§ Exercise directions:
Copy every line of the material exactly as it stands.

*** Opening of Records shown ***

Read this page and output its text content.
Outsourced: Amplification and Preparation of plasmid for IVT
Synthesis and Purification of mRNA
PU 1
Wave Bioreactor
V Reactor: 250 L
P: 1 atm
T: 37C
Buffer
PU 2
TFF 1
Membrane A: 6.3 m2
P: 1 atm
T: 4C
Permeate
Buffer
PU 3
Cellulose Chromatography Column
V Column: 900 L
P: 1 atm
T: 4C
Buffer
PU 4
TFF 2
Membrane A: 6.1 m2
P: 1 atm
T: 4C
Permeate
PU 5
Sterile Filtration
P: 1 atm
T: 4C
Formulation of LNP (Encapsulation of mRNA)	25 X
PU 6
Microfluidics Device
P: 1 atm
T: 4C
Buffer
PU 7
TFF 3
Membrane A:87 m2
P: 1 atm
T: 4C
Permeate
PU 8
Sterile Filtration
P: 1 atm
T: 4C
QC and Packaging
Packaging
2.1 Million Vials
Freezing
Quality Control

*** Close of Records shown ***

§ Result:
Read this page and output its text content.
Outsourced: Amplification and Preparation of plasmid for IVT
Synthesis and Purification of mRNA
PU 1
Wave Bioreactor
V Reactor: 250 L
P: 1 atm
T: 37C
Buffer
PU 2
TFF 1
Membrane A: 6.3 m2
P: 1 atm
T: 4C
Permeate
Buffer
PU 3
Cellulose Chromatography Column
V Column: 900 L
P: 1 atm
T: 4C
Buffer
PU 4
TFF 2
Membrane A: 6.1 m2
P: 1 atm
T: 4C
Permeate
PU 5
Sterile Filtration
P: 1 atm
T: 4C
Formulation of LNP (Encapsulation of mRNA)	25 X
PU 6
Microfluidics Device
P: 1 atm
T: 4C
Buffer
PU 7
TFF 3
Membrane A:87 m2
P: 1 atm
T: 4C
Permeate
PU 8
Sterile Filtration
P: 1 atm
T: 4C
QC and Packaging
Packaging
2.1 Million Vials
Freezing
Quality Control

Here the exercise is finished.